Exercise directions |
Leave out the pictures and repeat the rest of the material exactly.

[Extracted data entries]
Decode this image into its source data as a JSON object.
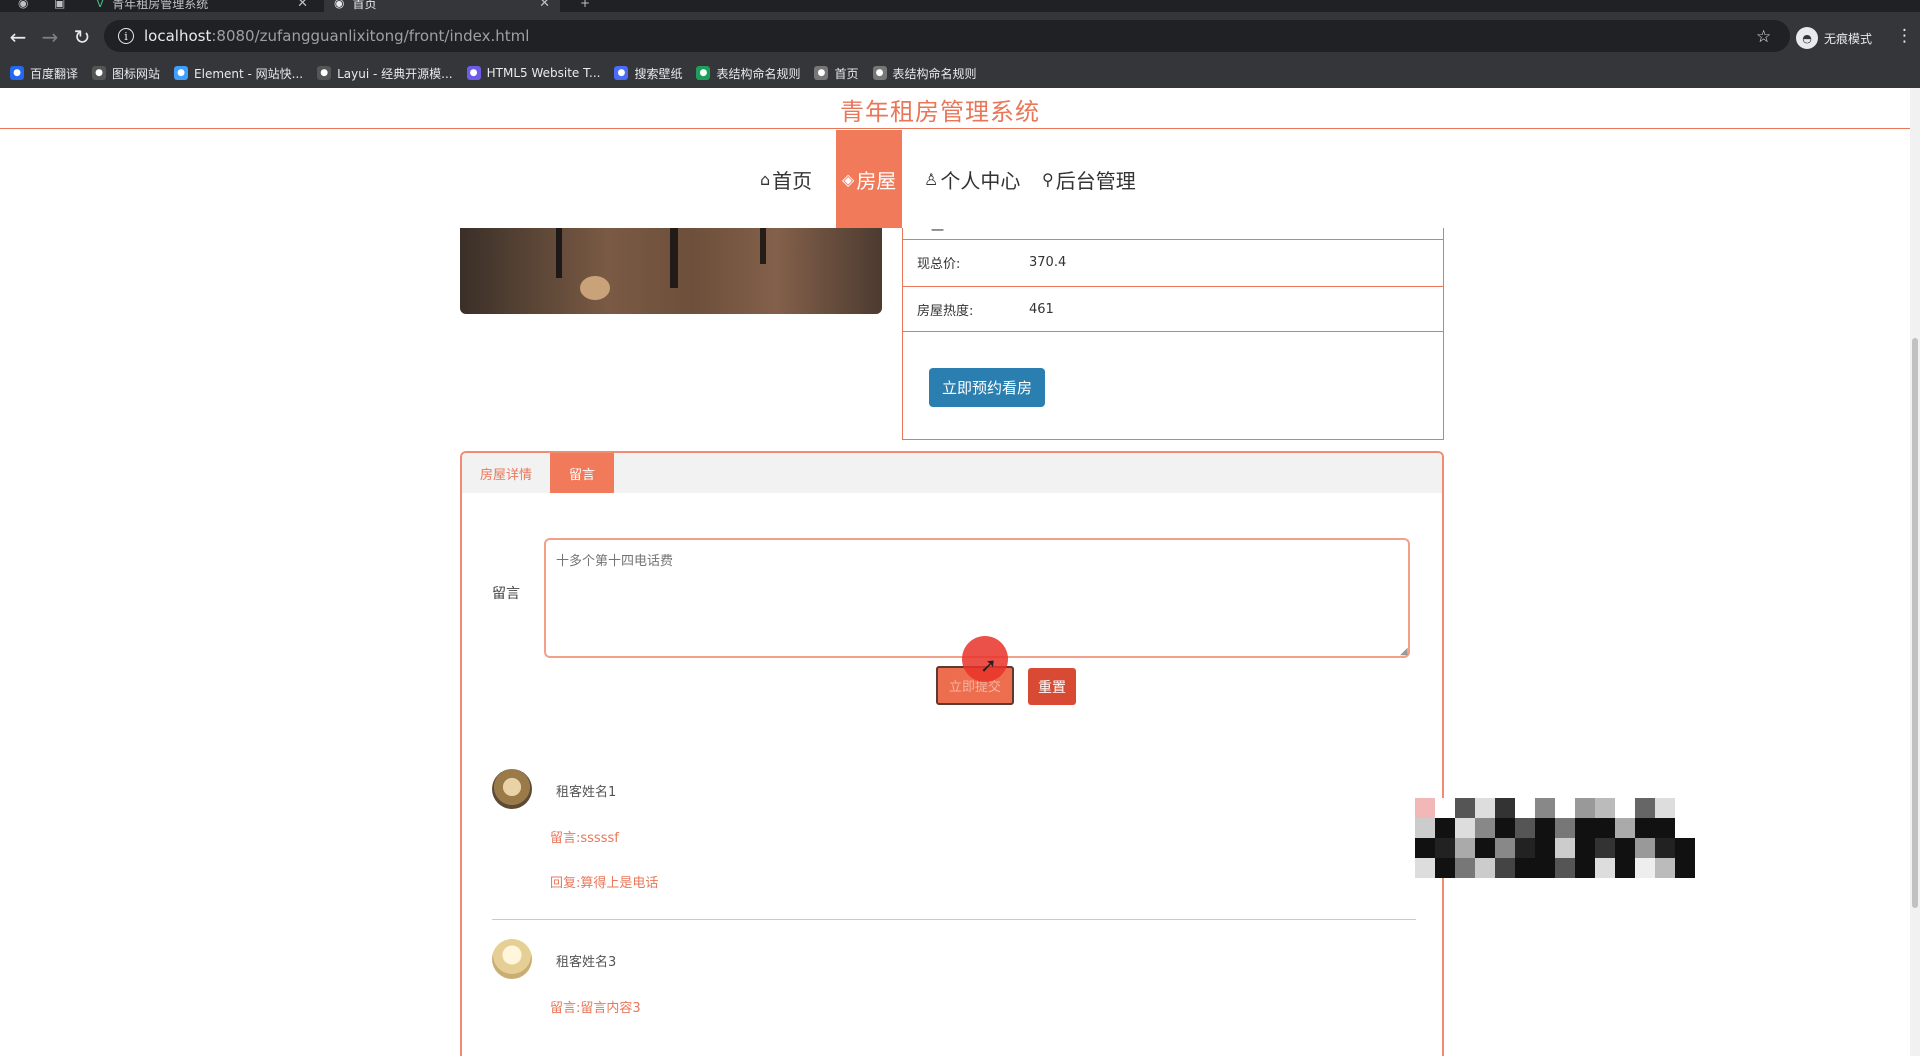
{
  "browser": {
    "tabs": [
      {
        "label": "青年租房管理系统",
        "active": false
      },
      {
        "label": "首页",
        "active": true
      }
    ],
    "new_tab": "+",
    "url_host": "localhost",
    "url_path": ":8080/zufangguanlixitong/front/index.html",
    "incognito_label": "无痕模式",
    "bookmarks": [
      {
        "label": "百度翻译",
        "icon": "translate-icon",
        "color": "#2468f2"
      },
      {
        "label": "图标网站",
        "icon": "flag-icon",
        "color": "#555555"
      },
      {
        "label": "Element - 网站快...",
        "icon": "element-icon",
        "color": "#409eff"
      },
      {
        "label": "Layui - 经典开源模...",
        "icon": "layui-icon",
        "color": "#555555"
      },
      {
        "label": "HTML5 Website T...",
        "icon": "html5-icon",
        "color": "#6c5ce7"
      },
      {
        "label": "搜索壁纸",
        "icon": "wallpaper-icon",
        "color": "#4a6cf7"
      },
      {
        "label": "表结构命名规则",
        "icon": "sheet-icon",
        "color": "#1e9e5a"
      },
      {
        "label": "首页",
        "icon": "globe-icon",
        "color": "#777777"
      },
      {
        "label": "表结构命名规则",
        "icon": "globe-icon",
        "color": "#777777"
      }
    ]
  },
  "site": {
    "title": "青年租房管理系统",
    "accent": "#f07a5a",
    "nav": [
      {
        "label": "首页",
        "icon": "home-icon",
        "glyph": "⌂",
        "active": false
      },
      {
        "label": "房屋",
        "icon": "house-stack-icon",
        "glyph": "◈",
        "active": true
      },
      {
        "label": "个人中心",
        "icon": "user-icon",
        "glyph": "♙",
        "active": false
      },
      {
        "label": "后台管理",
        "icon": "link-icon",
        "glyph": "🔗",
        "active": false
      }
    ]
  },
  "house": {
    "partial_row_value": "一",
    "rows": [
      {
        "label": "现总价:",
        "value": "370.4"
      },
      {
        "label": "房屋热度:",
        "value": "461"
      }
    ],
    "book_button": "立即预约看房"
  },
  "panel": {
    "tabs": [
      {
        "label": "房屋详情",
        "active": false
      },
      {
        "label": "留言",
        "active": true
      }
    ],
    "message_label": "留言",
    "message_placeholder": "十多个第十四电话费",
    "submit_button": "立即提交",
    "reset_button": "重置",
    "comments": [
      {
        "name": "租客姓名1",
        "message": "留言:sssssf",
        "reply": "回复:算得上是电话"
      },
      {
        "name": "租客姓名3",
        "message": "留言:留言内容3",
        "reply": ""
      }
    ]
  }
}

The solution |
Decode this image into its source data as a JSON object.
{
  "browser": {
    "tabs": [
      {
        "label": "青年租房管理系统",
        "active": false
      },
      {
        "label": "首页",
        "active": true
      }
    ],
    "new_tab": "+",
    "url_host": "localhost",
    "url_path": ":8080/zufangguanlixitong/front/index.html",
    "incognito_label": "无痕模式",
    "bookmarks": [
      {
        "label": "百度翻译",
        "icon": "translate-icon",
        "color": "#2468f2"
      },
      {
        "label": "图标网站",
        "icon": "flag-icon",
        "color": "#555555"
      },
      {
        "label": "Element - 网站快...",
        "icon": "element-icon",
        "color": "#409eff"
      },
      {
        "label": "Layui - 经典开源模...",
        "icon": "layui-icon",
        "color": "#555555"
      },
      {
        "label": "HTML5 Website T...",
        "icon": "html5-icon",
        "color": "#6c5ce7"
      },
      {
        "label": "搜索壁纸",
        "icon": "wallpaper-icon",
        "color": "#4a6cf7"
      },
      {
        "label": "表结构命名规则",
        "icon": "sheet-icon",
        "color": "#1e9e5a"
      },
      {
        "label": "首页",
        "icon": "globe-icon",
        "color": "#777777"
      },
      {
        "label": "表结构命名规则",
        "icon": "globe-icon",
        "color": "#777777"
      }
    ]
  },
  "site": {
    "title": "青年租房管理系统",
    "accent": "#f07a5a",
    "nav": [
      {
        "label": "首页",
        "icon": "home-icon",
        "glyph": "⌂",
        "active": false
      },
      {
        "label": "房屋",
        "icon": "house-stack-icon",
        "glyph": "◈",
        "active": true
      },
      {
        "label": "个人中心",
        "icon": "user-icon",
        "glyph": "♙",
        "active": false
      },
      {
        "label": "后台管理",
        "icon": "link-icon",
        "glyph": "🔗",
        "active": false
      }
    ]
  },
  "house": {
    "partial_row_value": "一",
    "rows": [
      {
        "label": "现总价:",
        "value": "370.4"
      },
      {
        "label": "房屋热度:",
        "value": "461"
      }
    ],
    "book_button": "立即预约看房"
  },
  "panel": {
    "tabs": [
      {
        "label": "房屋详情",
        "active": false
      },
      {
        "label": "留言",
        "active": true
      }
    ],
    "message_label": "留言",
    "message_placeholder": "十多个第十四电话费",
    "submit_button": "立即提交",
    "reset_button": "重置",
    "comments": [
      {
        "name": "租客姓名1",
        "message": "留言:sssssf",
        "reply": "回复:算得上是电话"
      },
      {
        "name": "租客姓名3",
        "message": "留言:留言内容3",
        "reply": ""
      }
    ]
  }
}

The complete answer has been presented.